Task details: From the listing below, select every line where the word "image" appears.

Figure record listings:
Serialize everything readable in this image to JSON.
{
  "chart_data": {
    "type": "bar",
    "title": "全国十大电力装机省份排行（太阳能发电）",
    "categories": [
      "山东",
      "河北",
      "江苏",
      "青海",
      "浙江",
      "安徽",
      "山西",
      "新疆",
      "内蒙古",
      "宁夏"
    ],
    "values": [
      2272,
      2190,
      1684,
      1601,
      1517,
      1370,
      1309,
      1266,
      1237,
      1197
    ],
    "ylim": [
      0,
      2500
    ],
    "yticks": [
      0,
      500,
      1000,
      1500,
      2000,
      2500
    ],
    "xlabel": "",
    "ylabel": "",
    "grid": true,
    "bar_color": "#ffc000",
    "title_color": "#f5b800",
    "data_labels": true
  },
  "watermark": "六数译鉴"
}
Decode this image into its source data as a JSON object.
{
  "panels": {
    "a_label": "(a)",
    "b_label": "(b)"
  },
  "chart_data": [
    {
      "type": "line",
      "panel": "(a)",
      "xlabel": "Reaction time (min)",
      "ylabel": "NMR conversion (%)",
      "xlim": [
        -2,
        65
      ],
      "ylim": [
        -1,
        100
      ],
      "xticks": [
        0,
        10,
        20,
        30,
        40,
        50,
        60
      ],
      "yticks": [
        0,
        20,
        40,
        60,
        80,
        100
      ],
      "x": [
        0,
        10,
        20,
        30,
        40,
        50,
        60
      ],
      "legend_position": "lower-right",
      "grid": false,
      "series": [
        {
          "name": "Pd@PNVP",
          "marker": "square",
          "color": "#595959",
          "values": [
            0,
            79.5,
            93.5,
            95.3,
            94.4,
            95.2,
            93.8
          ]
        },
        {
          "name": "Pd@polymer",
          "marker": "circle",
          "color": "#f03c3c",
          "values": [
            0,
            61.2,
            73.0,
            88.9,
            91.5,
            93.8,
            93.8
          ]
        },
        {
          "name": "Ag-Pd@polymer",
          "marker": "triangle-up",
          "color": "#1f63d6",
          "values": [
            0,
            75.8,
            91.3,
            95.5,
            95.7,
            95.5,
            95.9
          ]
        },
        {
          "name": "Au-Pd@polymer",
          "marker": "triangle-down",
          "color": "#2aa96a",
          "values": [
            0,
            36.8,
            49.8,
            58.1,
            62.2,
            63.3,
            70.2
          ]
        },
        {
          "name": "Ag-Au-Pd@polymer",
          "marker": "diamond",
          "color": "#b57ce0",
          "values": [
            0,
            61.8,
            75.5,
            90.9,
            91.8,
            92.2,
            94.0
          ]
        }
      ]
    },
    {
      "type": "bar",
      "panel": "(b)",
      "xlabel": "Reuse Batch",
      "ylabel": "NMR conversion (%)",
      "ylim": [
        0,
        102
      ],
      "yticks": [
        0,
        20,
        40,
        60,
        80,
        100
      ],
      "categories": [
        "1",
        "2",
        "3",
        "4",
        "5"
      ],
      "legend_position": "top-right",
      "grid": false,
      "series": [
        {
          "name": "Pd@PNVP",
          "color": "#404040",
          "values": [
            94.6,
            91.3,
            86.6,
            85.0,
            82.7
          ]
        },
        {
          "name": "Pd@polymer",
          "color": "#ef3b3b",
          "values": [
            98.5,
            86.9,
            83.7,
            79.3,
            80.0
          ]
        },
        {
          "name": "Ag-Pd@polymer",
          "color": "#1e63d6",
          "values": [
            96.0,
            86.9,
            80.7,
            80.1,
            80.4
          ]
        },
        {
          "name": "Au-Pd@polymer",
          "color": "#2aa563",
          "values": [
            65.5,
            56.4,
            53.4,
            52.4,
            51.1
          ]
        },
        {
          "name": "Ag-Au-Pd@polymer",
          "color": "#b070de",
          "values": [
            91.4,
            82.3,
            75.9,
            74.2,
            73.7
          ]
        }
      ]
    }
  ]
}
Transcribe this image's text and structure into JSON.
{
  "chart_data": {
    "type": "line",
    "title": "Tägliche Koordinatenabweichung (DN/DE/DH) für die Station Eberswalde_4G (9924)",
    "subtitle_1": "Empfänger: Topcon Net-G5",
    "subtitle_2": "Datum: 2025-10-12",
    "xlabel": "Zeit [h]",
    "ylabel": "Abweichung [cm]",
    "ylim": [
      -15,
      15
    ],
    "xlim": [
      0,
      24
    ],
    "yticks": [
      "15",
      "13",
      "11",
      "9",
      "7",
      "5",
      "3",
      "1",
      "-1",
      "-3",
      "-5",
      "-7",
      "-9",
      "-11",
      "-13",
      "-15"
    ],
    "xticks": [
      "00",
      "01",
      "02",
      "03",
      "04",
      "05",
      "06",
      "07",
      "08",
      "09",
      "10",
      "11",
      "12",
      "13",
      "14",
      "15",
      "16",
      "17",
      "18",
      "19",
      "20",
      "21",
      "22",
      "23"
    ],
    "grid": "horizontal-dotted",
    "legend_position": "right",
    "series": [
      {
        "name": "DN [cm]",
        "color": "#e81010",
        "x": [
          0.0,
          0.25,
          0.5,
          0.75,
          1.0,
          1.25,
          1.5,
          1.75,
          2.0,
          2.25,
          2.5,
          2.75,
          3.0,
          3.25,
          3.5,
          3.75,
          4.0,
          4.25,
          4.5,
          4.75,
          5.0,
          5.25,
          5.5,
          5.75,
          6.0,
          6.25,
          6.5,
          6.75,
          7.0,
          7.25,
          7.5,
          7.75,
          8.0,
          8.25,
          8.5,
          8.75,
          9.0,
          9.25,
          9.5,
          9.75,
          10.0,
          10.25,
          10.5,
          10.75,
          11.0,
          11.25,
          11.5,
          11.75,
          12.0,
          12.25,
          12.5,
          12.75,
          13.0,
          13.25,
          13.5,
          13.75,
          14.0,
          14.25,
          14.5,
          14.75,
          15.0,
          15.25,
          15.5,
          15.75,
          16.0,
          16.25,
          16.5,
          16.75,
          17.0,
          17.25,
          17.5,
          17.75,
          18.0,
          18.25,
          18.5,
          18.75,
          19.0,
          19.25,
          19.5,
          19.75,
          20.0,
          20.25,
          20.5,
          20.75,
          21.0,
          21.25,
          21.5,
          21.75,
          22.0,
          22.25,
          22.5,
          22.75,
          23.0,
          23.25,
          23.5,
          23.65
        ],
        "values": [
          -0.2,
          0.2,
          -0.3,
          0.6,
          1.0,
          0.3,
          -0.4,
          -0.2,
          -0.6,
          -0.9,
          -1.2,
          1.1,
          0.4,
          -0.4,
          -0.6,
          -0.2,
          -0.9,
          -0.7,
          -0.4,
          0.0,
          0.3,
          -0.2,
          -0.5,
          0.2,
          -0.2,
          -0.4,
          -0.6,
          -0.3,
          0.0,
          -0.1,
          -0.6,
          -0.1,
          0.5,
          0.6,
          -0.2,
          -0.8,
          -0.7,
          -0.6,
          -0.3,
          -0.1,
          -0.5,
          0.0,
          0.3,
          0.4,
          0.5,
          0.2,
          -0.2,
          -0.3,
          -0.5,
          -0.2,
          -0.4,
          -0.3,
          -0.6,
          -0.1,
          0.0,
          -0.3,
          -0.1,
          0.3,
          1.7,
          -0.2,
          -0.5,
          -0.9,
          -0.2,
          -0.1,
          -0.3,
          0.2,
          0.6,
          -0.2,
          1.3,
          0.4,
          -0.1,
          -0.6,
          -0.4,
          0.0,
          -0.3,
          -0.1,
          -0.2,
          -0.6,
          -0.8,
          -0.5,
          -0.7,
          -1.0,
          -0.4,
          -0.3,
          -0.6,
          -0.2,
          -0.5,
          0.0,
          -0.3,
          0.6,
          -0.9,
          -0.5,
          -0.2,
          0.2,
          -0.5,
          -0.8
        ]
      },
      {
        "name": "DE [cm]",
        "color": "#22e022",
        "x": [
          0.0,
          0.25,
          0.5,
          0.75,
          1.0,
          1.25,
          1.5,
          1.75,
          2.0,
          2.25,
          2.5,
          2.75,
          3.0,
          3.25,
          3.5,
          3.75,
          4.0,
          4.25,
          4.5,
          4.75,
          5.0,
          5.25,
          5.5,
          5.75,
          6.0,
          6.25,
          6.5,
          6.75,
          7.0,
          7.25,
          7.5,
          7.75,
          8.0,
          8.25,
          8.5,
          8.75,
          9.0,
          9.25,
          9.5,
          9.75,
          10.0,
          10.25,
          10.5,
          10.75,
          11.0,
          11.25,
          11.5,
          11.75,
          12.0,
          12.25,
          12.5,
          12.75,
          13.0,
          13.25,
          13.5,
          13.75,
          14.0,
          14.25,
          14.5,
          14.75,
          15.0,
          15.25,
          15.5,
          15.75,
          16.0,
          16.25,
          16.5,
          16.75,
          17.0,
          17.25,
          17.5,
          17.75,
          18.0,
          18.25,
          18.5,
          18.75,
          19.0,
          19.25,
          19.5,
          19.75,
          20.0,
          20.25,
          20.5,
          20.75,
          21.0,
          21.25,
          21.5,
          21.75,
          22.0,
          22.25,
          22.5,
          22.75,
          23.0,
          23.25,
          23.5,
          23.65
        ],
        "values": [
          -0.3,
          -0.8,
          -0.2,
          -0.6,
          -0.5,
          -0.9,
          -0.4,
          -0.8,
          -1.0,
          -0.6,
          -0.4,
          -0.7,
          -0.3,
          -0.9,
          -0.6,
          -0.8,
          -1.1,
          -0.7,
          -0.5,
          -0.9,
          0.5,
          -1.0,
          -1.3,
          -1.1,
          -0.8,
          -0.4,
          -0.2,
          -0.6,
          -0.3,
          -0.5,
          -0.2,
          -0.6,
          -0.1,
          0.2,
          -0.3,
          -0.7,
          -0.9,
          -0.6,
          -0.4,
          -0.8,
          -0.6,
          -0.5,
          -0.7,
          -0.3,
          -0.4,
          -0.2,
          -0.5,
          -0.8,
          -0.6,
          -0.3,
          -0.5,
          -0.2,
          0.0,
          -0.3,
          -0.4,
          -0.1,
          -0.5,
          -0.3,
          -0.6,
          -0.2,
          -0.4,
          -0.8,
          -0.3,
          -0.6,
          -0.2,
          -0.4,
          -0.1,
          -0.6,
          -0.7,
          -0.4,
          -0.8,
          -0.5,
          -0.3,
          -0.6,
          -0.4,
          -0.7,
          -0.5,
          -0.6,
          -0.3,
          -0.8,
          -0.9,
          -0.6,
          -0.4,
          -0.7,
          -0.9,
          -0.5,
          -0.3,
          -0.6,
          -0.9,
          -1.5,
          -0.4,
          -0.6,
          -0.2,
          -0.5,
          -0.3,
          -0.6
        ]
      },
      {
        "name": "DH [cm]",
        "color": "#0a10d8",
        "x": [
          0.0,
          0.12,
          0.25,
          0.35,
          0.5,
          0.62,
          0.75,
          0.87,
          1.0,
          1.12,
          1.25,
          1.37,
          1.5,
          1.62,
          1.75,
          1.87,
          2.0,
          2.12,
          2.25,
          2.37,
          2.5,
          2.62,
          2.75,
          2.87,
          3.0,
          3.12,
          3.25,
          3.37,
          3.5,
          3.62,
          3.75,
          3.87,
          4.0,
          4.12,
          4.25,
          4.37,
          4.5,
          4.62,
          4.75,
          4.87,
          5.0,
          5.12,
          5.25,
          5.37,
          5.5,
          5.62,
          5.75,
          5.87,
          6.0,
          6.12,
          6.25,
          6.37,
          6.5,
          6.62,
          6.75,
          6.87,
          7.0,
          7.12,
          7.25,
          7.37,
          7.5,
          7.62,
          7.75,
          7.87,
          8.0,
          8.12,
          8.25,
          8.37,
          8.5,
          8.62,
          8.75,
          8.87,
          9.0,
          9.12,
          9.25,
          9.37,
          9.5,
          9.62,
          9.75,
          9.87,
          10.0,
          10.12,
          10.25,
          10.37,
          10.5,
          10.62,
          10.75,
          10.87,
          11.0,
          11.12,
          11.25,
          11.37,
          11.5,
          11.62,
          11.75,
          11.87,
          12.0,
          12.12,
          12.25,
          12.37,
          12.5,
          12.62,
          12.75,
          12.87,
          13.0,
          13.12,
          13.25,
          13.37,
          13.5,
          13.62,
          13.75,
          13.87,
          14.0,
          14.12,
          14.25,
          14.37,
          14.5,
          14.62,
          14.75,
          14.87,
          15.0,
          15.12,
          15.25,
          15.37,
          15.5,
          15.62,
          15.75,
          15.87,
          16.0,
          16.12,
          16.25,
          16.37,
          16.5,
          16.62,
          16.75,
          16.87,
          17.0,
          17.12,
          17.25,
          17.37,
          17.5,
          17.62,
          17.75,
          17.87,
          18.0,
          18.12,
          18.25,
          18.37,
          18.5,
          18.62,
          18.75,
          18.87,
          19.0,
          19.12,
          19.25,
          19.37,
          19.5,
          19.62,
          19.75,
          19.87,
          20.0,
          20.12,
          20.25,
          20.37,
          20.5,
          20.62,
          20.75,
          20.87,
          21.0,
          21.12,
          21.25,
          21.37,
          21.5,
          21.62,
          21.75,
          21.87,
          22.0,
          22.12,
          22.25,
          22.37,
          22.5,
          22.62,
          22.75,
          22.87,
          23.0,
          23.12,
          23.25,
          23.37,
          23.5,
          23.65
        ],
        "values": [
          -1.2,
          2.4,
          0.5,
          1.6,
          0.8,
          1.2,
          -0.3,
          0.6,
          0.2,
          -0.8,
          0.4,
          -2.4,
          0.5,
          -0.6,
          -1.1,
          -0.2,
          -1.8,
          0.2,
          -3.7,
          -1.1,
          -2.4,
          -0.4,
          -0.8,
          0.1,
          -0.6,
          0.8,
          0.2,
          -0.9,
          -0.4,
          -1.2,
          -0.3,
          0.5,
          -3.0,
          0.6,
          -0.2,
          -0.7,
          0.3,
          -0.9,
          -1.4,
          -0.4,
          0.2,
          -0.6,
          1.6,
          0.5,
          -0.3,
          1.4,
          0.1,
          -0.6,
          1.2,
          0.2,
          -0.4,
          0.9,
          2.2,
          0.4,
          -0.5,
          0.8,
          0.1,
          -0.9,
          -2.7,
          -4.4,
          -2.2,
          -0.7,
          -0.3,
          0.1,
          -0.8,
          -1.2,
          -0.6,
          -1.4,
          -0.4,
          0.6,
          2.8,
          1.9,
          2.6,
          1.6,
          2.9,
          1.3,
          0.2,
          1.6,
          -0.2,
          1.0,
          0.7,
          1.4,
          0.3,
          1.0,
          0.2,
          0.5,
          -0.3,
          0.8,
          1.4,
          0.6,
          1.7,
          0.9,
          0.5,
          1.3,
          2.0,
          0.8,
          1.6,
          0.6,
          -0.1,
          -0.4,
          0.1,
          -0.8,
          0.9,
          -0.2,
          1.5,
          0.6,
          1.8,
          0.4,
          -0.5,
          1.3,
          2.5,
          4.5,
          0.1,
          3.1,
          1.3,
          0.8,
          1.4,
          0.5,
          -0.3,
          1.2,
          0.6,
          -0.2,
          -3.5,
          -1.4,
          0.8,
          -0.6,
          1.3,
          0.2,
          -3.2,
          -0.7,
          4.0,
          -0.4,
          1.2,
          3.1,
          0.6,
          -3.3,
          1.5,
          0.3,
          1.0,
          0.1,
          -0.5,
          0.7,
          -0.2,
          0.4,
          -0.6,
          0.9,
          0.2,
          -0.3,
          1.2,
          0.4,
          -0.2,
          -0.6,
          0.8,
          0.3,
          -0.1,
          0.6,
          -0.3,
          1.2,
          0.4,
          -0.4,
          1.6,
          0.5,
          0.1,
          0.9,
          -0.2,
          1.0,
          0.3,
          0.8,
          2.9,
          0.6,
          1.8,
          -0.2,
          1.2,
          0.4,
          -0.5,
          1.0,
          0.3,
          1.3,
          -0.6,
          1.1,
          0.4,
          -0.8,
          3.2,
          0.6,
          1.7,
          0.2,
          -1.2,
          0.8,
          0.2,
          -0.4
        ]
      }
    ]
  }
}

Result:
Serialize everything readable in this image to JSON.
Decode this image into its source data as a JSON object.
Transcribe this image's text and structure into JSON.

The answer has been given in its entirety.